> _Records to use_
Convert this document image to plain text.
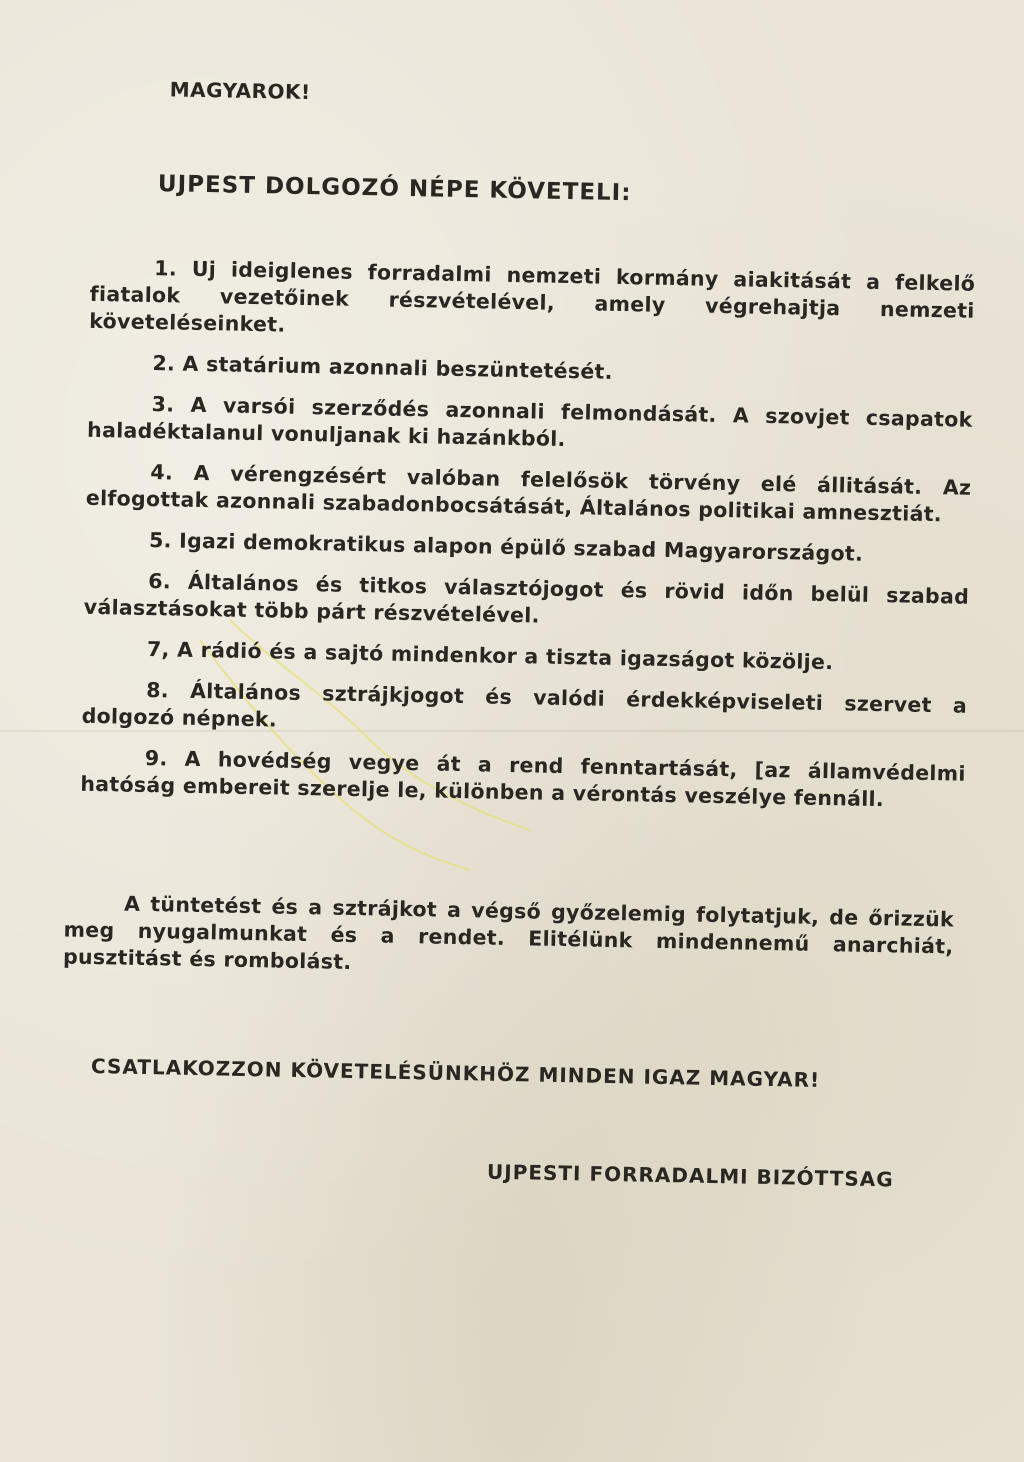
MAGYAROK!
UJPEST DOLGOZÓ NÉPE KÖVETELI:
1. Uj ideiglenes forradalmi nemzeti kormány aiakitását a felkelő fiatalok vezetőinek részvételével, amely végrehajtja nemzeti követeléseinket.
2. A statárium azonnali beszüntetését.
3. A varsói szerződés azonnali felmondását. A szovjet csapatok haladéktalanul vonuljanak ki hazánkból.
4. A vérengzésért valóban felelősök törvény elé állitását. Az elfogottak azonnali szabadonbocsátását, Általános politikai amnesztiát.
5. Igazi demokratikus alapon épülő szabad Magyarországot.
6. Általános és titkos választójogot és rövid időn belül szabad választásokat több párt részvételével.
7, A rádió és a sajtó mindenkor a tiszta igazságot közölje.
8. Általános sztrájkjogot és valódi érdekképviseleti szervet a dolgozó népnek.
9. A hovédség vegye át a rend fenntartását, [az államvédelmi hatóság embereit szerelje le, különben a vérontás veszélye fennáll.

A tüntetést és a sztrájkot a végső győzelemig folytatjuk, de őrizzük meg nyugalmunkat és a rendet. Elitélünk mindennemű anarchiát, pusztitást és rombolást.

CSATLAKOZZON KÖVETELÉSÜNKHÖZ MINDEN IGAZ MAGYAR!

UJPESTI FORRADALMI BIZÓTTSAG
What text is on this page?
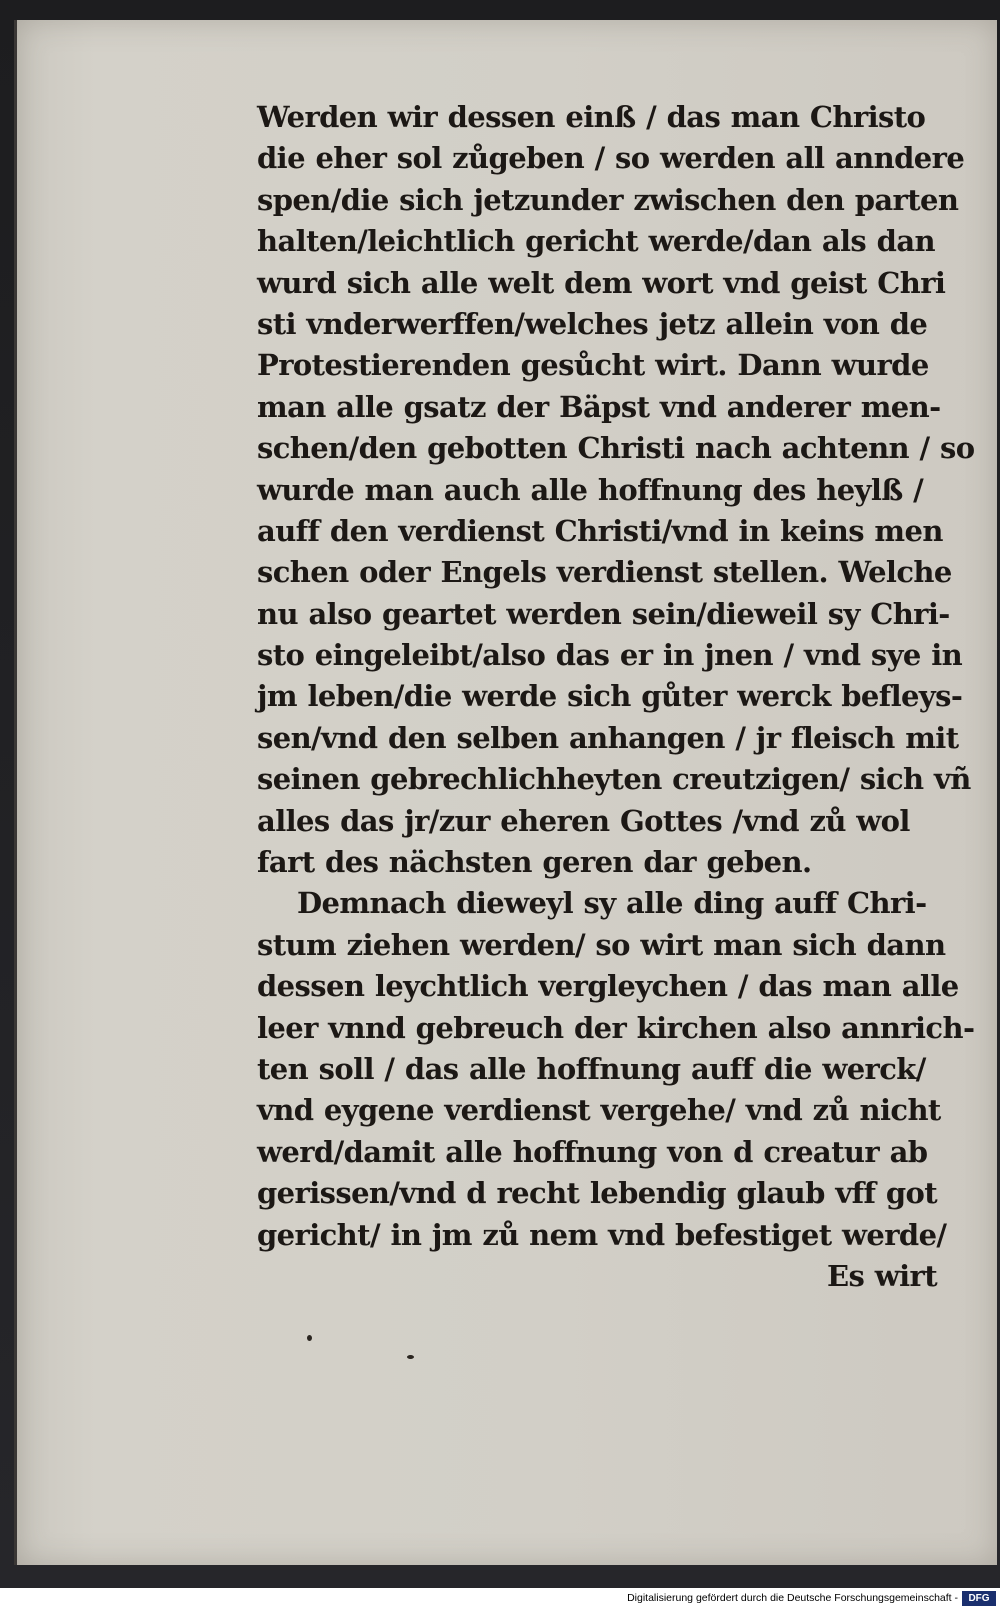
Werden wir dessen einß / das man Christo
die eher sol zůgeben / so werden all anndere
spen/die sich jetzunder zwischen den parten
halten/leichtlich gericht werde/dan als dan
wurd sich alle welt dem wort vnd geist Chri
sti vnderwerffen/welches jetz allein von de
Protestierenden gesůcht wirt. Dann wurde
man alle gsatz der Bäpst vnd anderer men-
schen/den gebotten Christi nach achtenn / so
wurde man auch alle hoffnung des heylß /
auff den verdienst Christi/vnd in keins men
schen oder Engels verdienst stellen. Welche
nu also geartet werden sein/dieweil sy Chri-
sto eingeleibt/also das er in jnen / vnd sye in
jm leben/die werde sich gůter werck befleys-
sen/vnd den selben anhangen / jr fleisch mit
seinen gebrechlichheyten creutzigen/ sich vñ
alles das jr/zur eheren Gottes /vnd zů wol
fart des nächsten geren dar geben.
Demnach dieweyl sy alle ding auff Chri-
stum ziehen werden/ so wirt man sich dann
dessen leychtlich vergleychen / das man alle
leer vnnd gebreuch der kirchen also annrich-
ten soll / das alle hoffnung auff die werck/
vnd eygene verdienst vergehe/ vnd zů nicht
werd/damit alle hoffnung von d creatur ab
gerissen/vnd d recht lebendig glaub vff got
gericht/ in jm zů nem vnd befestiget werde/
Es wirt
Digitalisierung gefördert durch die Deutsche Forschungsgemeinschaft -	DFG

> _What to produce_
Exactly reproduce the lines beginning at the one that contains "What text is on this page?" and ending at the final line of the material, with the pictures left out.

> _Task result_
What text is on this page?
Werden wir dessen einß / das man Christo
die eher sol zůgeben / so werden all anndere
spen/die sich jetzunder zwischen den parten
halten/leichtlich gericht werde/dan als dan
wurd sich alle welt dem wort vnd geist Chri
sti vnderwerffen/welches jetz allein von de
Protestierenden gesůcht wirt. Dann wurde
man alle gsatz der Bäpst vnd anderer men-
schen/den gebotten Christi nach achtenn / so
wurde man auch alle hoffnung des heylß /
auff den verdienst Christi/vnd in keins men
schen oder Engels verdienst stellen. Welche
nu also geartet werden sein/dieweil sy Chri-
sto eingeleibt/also das er in jnen / vnd sye in
jm leben/die werde sich gůter werck befleys-
sen/vnd den selben anhangen / jr fleisch mit
seinen gebrechlichheyten creutzigen/ sich vñ
alles das jr/zur eheren Gottes /vnd zů wol
fart des nächsten geren dar geben.
Demnach dieweyl sy alle ding auff Chri-
stum ziehen werden/ so wirt man sich dann
dessen leychtlich vergleychen / das man alle
leer vnnd gebreuch der kirchen also annrich-
ten soll / das alle hoffnung auff die werck/
vnd eygene verdienst vergehe/ vnd zů nicht
werd/damit alle hoffnung von d creatur ab
gerissen/vnd d recht lebendig glaub vff got
gericht/ in jm zů nem vnd befestiget werde/
Es wirt
Digitalisierung gefördert durch die Deutsche Forschungsgemeinschaft -	DFG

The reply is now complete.